- _The exercise_
Can you transcribe every record below exactly as it appears?

- _Dataset records_

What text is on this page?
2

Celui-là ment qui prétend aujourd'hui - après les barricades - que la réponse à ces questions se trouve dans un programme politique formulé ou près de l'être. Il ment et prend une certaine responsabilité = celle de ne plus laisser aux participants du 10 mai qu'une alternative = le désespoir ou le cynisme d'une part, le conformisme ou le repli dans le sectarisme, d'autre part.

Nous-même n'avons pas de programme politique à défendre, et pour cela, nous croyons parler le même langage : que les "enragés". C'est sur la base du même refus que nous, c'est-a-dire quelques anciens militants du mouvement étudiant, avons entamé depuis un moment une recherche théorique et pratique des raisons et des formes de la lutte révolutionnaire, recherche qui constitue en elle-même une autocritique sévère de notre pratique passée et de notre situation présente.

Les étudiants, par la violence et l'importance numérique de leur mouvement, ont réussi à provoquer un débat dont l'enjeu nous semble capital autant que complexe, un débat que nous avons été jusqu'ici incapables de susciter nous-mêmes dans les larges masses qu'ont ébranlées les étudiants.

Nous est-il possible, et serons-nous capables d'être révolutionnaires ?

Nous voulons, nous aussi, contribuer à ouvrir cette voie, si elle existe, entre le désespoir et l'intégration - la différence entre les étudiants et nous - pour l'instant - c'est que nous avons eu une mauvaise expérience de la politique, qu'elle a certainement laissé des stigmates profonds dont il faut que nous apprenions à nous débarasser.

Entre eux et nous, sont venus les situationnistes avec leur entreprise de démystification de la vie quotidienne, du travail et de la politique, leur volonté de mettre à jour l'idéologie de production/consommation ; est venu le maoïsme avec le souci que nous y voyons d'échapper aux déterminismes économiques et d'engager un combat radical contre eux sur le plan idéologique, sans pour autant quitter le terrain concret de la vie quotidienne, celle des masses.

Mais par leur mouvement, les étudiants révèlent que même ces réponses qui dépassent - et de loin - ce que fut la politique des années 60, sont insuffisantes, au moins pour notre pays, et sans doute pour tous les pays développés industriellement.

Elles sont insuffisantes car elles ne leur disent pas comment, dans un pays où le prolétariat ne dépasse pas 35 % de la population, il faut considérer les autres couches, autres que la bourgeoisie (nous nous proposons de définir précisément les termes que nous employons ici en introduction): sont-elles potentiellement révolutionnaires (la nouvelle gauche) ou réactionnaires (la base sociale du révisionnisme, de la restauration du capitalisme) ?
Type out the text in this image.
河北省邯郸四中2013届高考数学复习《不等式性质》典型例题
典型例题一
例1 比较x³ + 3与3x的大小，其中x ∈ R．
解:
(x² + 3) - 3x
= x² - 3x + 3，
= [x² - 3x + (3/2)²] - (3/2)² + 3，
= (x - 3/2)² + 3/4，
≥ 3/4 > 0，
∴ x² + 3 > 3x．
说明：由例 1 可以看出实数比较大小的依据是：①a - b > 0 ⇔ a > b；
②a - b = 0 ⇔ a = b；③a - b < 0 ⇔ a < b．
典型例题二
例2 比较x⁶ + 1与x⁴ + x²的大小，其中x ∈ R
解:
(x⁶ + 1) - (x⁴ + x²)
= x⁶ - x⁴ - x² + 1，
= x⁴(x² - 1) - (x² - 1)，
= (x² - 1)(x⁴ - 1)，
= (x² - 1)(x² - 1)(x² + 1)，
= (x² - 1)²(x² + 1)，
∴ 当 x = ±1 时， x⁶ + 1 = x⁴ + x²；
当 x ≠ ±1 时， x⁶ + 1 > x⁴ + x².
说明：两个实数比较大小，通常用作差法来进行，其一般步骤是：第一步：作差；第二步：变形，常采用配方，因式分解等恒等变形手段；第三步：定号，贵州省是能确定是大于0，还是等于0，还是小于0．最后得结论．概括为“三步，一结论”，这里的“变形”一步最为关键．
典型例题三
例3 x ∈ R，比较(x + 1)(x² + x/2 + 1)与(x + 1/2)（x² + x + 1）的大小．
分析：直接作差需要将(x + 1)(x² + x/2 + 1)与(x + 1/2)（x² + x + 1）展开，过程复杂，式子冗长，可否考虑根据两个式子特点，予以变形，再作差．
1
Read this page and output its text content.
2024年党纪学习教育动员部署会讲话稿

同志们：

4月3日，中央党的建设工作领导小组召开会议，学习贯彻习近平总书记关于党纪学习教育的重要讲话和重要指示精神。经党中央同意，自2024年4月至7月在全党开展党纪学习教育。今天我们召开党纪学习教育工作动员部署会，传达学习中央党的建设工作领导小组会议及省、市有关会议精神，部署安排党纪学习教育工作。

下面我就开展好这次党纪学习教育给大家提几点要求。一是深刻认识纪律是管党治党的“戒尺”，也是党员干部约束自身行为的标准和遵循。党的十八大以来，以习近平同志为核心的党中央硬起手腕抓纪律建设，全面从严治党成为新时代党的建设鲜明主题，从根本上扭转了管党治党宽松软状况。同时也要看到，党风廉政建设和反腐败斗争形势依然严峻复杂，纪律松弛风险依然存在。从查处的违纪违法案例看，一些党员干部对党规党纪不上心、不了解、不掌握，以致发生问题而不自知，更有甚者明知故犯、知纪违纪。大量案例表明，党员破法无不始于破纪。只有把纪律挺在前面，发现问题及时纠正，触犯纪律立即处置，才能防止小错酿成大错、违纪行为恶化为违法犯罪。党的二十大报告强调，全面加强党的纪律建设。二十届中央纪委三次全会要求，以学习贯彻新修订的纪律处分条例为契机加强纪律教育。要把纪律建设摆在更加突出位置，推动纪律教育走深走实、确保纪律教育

- _Solved exercise_
What text is on this page?
2

Celui-là ment qui prétend aujourd'hui - après les barricades - que la réponse à ces questions se trouve dans un programme politique formulé ou près de l'être. Il ment et prend une certaine responsabilité = celle de ne plus laisser aux participants du 10 mai qu'une alternative = le désespoir ou le cynisme d'une part, le conformisme ou le repli dans le sectarisme, d'autre part.

Nous-même n'avons pas de programme politique à défendre, et pour cela, nous croyons parler le même langage : que les "enragés". C'est sur la base du même refus que nous, c'est-a-dire quelques anciens militants du mouvement étudiant, avons entamé depuis un moment une recherche théorique et pratique des raisons et des formes de la lutte révolutionnaire, recherche qui constitue en elle-même une autocritique sévère de notre pratique passée et de notre situation présente.

Les étudiants, par la violence et l'importance numérique de leur mouvement, ont réussi à provoquer un débat dont l'enjeu nous semble capital autant que complexe, un débat que nous avons été jusqu'ici incapables de susciter nous-mêmes dans les larges masses qu'ont ébranlées les étudiants.

Nous est-il possible, et serons-nous capables d'être révolutionnaires ?

Nous voulons, nous aussi, contribuer à ouvrir cette voie, si elle existe, entre le désespoir et l'intégration - la différence entre les étudiants et nous - pour l'instant - c'est que nous avons eu une mauvaise expérience de la politique, qu'elle a certainement laissé des stigmates profonds dont il faut que nous apprenions à nous débarasser.

Entre eux et nous, sont venus les situationnistes avec leur entreprise de démystification de la vie quotidienne, du travail et de la politique, leur volonté de mettre à jour l'idéologie de production/consommation ; est venu le maoïsme avec le souci que nous y voyons d'échapper aux déterminismes économiques et d'engager un combat radical contre eux sur le plan idéologique, sans pour autant quitter le terrain concret de la vie quotidienne, celle des masses.

Mais par leur mouvement, les étudiants révèlent que même ces réponses qui dépassent - et de loin - ce que fut la politique des années 60, sont insuffisantes, au moins pour notre pays, et sans doute pour tous les pays développés industriellement.

Elles sont insuffisantes car elles ne leur disent pas comment, dans un pays où le prolétariat ne dépasse pas 35 % de la population, il faut considérer les autres couches, autres que la bourgeoisie (nous nous proposons de définir précisément les termes que nous employons ici en introduction): sont-elles potentiellement révolutionnaires (la nouvelle gauche) ou réactionnaires (la base sociale du révisionnisme, de la restauration du capitalisme) ?
Type out the text in this image.
河北省邯郸四中2013届高考数学复习《不等式性质》典型例题
典型例题一
例1 比较x³ + 3与3x的大小，其中x ∈ R．
解:
(x² + 3) - 3x
= x² - 3x + 3，
= [x² - 3x + (3/2)²] - (3/2)² + 3，
= (x - 3/2)² + 3/4，
≥ 3/4 > 0，
∴ x² + 3 > 3x．
说明：由例 1 可以看出实数比较大小的依据是：①a - b > 0 ⇔ a > b；
②a - b = 0 ⇔ a = b；③a - b < 0 ⇔ a < b．
典型例题二
例2 比较x⁶ + 1与x⁴ + x²的大小，其中x ∈ R
解:
(x⁶ + 1) - (x⁴ + x²)
= x⁶ - x⁴ - x² + 1，
= x⁴(x² - 1) - (x² - 1)，
= (x² - 1)(x⁴ - 1)，
= (x² - 1)(x² - 1)(x² + 1)，
= (x² - 1)²(x² + 1)，
∴ 当 x = ±1 时， x⁶ + 1 = x⁴ + x²；
当 x ≠ ±1 时， x⁶ + 1 > x⁴ + x².
说明：两个实数比较大小，通常用作差法来进行，其一般步骤是：第一步：作差；第二步：变形，常采用配方，因式分解等恒等变形手段；第三步：定号，贵州省是能确定是大于0，还是等于0，还是小于0．最后得结论．概括为“三步，一结论”，这里的“变形”一步最为关键．
典型例题三
例3 x ∈ R，比较(x + 1)(x² + x/2 + 1)与(x + 1/2)（x² + x + 1）的大小．
分析：直接作差需要将(x + 1)(x² + x/2 + 1)与(x + 1/2)（x² + x + 1）展开，过程复杂，式子冗长，可否考虑根据两个式子特点，予以变形，再作差．
1
Read this page and output its text content.
2024年党纪学习教育动员部署会讲话稿

同志们：

4月3日，中央党的建设工作领导小组召开会议，学习贯彻习近平总书记关于党纪学习教育的重要讲话和重要指示精神。经党中央同意，自2024年4月至7月在全党开展党纪学习教育。今天我们召开党纪学习教育工作动员部署会，传达学习中央党的建设工作领导小组会议及省、市有关会议精神，部署安排党纪学习教育工作。

下面我就开展好这次党纪学习教育给大家提几点要求。一是深刻认识纪律是管党治党的“戒尺”，也是党员干部约束自身行为的标准和遵循。党的十八大以来，以习近平同志为核心的党中央硬起手腕抓纪律建设，全面从严治党成为新时代党的建设鲜明主题，从根本上扭转了管党治党宽松软状况。同时也要看到，党风廉政建设和反腐败斗争形势依然严峻复杂，纪律松弛风险依然存在。从查处的违纪违法案例看，一些党员干部对党规党纪不上心、不了解、不掌握，以致发生问题而不自知，更有甚者明知故犯、知纪违纪。大量案例表明，党员破法无不始于破纪。只有把纪律挺在前面，发现问题及时纠正，触犯纪律立即处置，才能防止小错酿成大错、违纪行为恶化为违法犯罪。党的二十大报告强调，全面加强党的纪律建设。二十届中央纪委三次全会要求，以学习贯彻新修订的纪律处分条例为契机加强纪律教育。要把纪律建设摆在更加突出位置，推动纪律教育走深走实、确保纪律教育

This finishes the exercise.